### Trecho fornecido ###
A possibilidade de restringir a publicação de informações contidas em ações trabalhistas e criminais na internet opõe dois princípios constitucionais antagônicos: o direito à proteção de dados pessoais, instituída no artigo 5º, inciso LXXIX, da Constituição desde a Emenda Constitucional 115/2022; e o princípio da publicidade dos atos da administração pública, inscrito no artigo 37, parágrafo 1º.
A visão de que a divulgação ampla de informações contidas em ações trabalhistas e criminais na internet, a partir de consulta pelo nome da parte, fere o direito fundamental à proteção de dados foi defendida pelo procurador-geral da República, Augusto Aras, em parecer enviado ao Supremo Tribunal Federal.
O tema será abordado pelo STF em sede de repercussão geral (ou seja, com efeito para todos os tribunais do país) no bojo de um Recurso Extraordinário com Agravo em que o site Escavador pede que a Corte fixe uma tese jurídica nacional, com base em decisão proferida pelo Tribunal de Justiça do Rio Grande do Sul favorável ao portal. A manifestação do MPF foi enviada no último dia 3 de agosto.
###
* _Requisitos do exercício_:
(1) Segundo o trecho fornecido, qual site pede ao STF que fixe uma tese jurídica nacional?
(2) Transcreva do trecho fornecido a passagem que começa em "A visão de que" e vai até "3 de agosto.", incluindo essas palavras.
### Extrato de dados ###
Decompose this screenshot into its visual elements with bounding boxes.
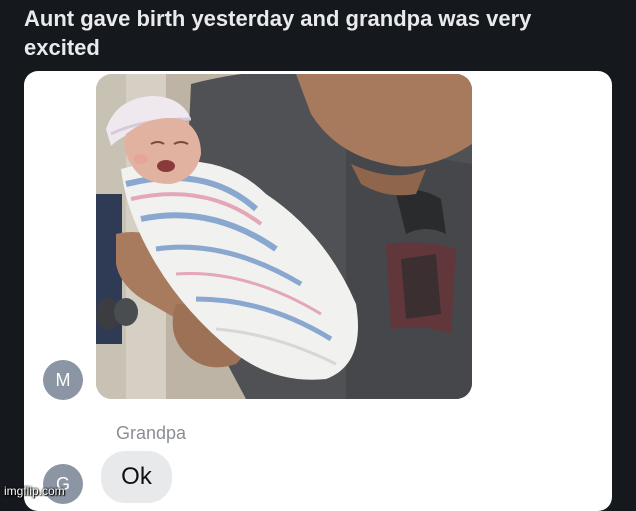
###
* _Respostas esperadas_:
(1) O site Escavador.

(2)
A visão de que a divulgação ampla de informações contidas em ações trabalhistas e criminais na internet, a partir de consulta pelo nome da parte, fere o direito fundamental à proteção de dados foi defendida pelo procurador-geral da República, Augusto Aras, em parecer enviado ao Supremo Tribunal Federal.
O tema será abordado pelo STF em sede de repercussão geral (ou seja, com efeito para todos os tribunais do país) no bojo de um Recurso Extraordinário com Agravo em que o site Escavador pede que a Corte fixe uma tese jurídica nacional, com base em decisão proferida pelo Tribunal de Justiça do Rio Grande do Sul favorável ao portal. A manifestação do MPF foi enviada no último dia 3 de agosto.